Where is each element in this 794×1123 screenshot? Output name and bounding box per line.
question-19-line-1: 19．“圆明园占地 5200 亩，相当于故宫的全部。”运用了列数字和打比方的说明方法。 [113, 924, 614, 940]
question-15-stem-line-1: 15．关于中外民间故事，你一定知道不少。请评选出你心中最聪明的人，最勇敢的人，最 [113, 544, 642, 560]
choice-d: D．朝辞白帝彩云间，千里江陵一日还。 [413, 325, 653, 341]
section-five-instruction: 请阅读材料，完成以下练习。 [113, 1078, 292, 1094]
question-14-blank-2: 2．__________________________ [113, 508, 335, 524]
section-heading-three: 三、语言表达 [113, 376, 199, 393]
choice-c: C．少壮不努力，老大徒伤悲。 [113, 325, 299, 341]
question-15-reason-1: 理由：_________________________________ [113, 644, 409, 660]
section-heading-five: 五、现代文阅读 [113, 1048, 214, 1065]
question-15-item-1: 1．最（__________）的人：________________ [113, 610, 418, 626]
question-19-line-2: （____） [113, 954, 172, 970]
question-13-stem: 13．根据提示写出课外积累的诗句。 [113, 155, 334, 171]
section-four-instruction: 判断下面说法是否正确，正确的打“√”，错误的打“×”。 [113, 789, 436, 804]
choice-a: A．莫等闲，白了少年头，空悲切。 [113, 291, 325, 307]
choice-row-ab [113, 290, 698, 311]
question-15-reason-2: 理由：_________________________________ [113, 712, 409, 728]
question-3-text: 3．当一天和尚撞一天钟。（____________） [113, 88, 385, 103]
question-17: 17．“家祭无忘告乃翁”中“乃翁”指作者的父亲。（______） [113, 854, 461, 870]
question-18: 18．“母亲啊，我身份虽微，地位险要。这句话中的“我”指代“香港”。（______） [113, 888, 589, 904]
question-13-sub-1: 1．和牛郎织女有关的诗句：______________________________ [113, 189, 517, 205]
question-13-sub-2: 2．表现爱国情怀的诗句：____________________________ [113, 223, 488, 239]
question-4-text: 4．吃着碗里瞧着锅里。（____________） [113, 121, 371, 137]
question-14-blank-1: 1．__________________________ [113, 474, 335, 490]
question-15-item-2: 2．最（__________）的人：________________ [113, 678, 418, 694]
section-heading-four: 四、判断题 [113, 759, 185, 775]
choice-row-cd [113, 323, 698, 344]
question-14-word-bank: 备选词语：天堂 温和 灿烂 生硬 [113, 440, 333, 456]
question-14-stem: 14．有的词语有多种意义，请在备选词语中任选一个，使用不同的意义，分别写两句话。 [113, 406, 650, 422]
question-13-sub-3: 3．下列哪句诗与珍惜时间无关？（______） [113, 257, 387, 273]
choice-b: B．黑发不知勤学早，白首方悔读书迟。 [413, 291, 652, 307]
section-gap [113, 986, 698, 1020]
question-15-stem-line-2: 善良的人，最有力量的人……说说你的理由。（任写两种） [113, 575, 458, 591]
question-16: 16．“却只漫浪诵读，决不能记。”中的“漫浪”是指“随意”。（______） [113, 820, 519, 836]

========

■ **Objective**: Reproduce the material above, replacing every occurrence of "section-heading" with "section-title" and leaving everything else unchanged.

■ **Result for this exercise**:
Where is each element in this 794×1123 screenshot? Output name and bounding box per line.
question-19-line-1: 19．“圆明园占地 5200 亩，相当于故宫的全部。”运用了列数字和打比方的说明方法。 [113, 924, 614, 940]
question-15-stem-line-1: 15．关于中外民间故事，你一定知道不少。请评选出你心中最聪明的人，最勇敢的人，最 [113, 544, 642, 560]
choice-d: D．朝辞白帝彩云间，千里江陵一日还。 [413, 325, 653, 341]
section-five-instruction: 请阅读材料，完成以下练习。 [113, 1078, 292, 1094]
question-14-blank-2: 2．__________________________ [113, 508, 335, 524]
section-title-three: 三、语言表达 [113, 376, 199, 393]
choice-c: C．少壮不努力，老大徒伤悲。 [113, 325, 299, 341]
question-15-reason-1: 理由：_________________________________ [113, 644, 409, 660]
section-title-five: 五、现代文阅读 [113, 1048, 214, 1065]
question-15-item-1: 1．最（__________）的人：________________ [113, 610, 418, 626]
question-19-line-2: （____） [113, 954, 172, 970]
question-13-stem: 13．根据提示写出课外积累的诗句。 [113, 155, 334, 171]
section-four-instruction: 判断下面说法是否正确，正确的打“√”，错误的打“×”。 [113, 789, 436, 804]
choice-a: A．莫等闲，白了少年头，空悲切。 [113, 291, 325, 307]
choice-row-ab [113, 290, 698, 311]
question-15-reason-2: 理由：_________________________________ [113, 712, 409, 728]
question-3-text: 3．当一天和尚撞一天钟。（____________） [113, 88, 385, 103]
question-17: 17．“家祭无忘告乃翁”中“乃翁”指作者的父亲。（______） [113, 854, 461, 870]
question-18: 18．“母亲啊，我身份虽微，地位险要。这句话中的“我”指代“香港”。（______） [113, 888, 589, 904]
question-13-sub-1: 1．和牛郎织女有关的诗句：______________________________ [113, 189, 517, 205]
question-13-sub-2: 2．表现爱国情怀的诗句：____________________________ [113, 223, 488, 239]
question-4-text: 4．吃着碗里瞧着锅里。（____________） [113, 121, 371, 137]
question-14-blank-1: 1．__________________________ [113, 474, 335, 490]
question-15-item-2: 2．最（__________）的人：________________ [113, 678, 418, 694]
section-title-four: 四、判断题 [113, 759, 185, 775]
choice-row-cd [113, 323, 698, 344]
question-14-word-bank: 备选词语：天堂 温和 灿烂 生硬 [113, 440, 333, 456]
question-14-stem: 14．有的词语有多种意义，请在备选词语中任选一个，使用不同的意义，分别写两句话。 [113, 406, 650, 422]
question-13-sub-3: 3．下列哪句诗与珍惜时间无关？（______） [113, 257, 387, 273]
choice-b: B．黑发不知勤学早，白首方悔读书迟。 [413, 291, 652, 307]
section-gap [113, 986, 698, 1020]
question-15-stem-line-2: 善良的人，最有力量的人……说说你的理由。（任写两种） [113, 575, 458, 591]
question-16: 16．“却只漫浪诵读，决不能记。”中的“漫浪”是指“随意”。（______） [113, 820, 519, 836]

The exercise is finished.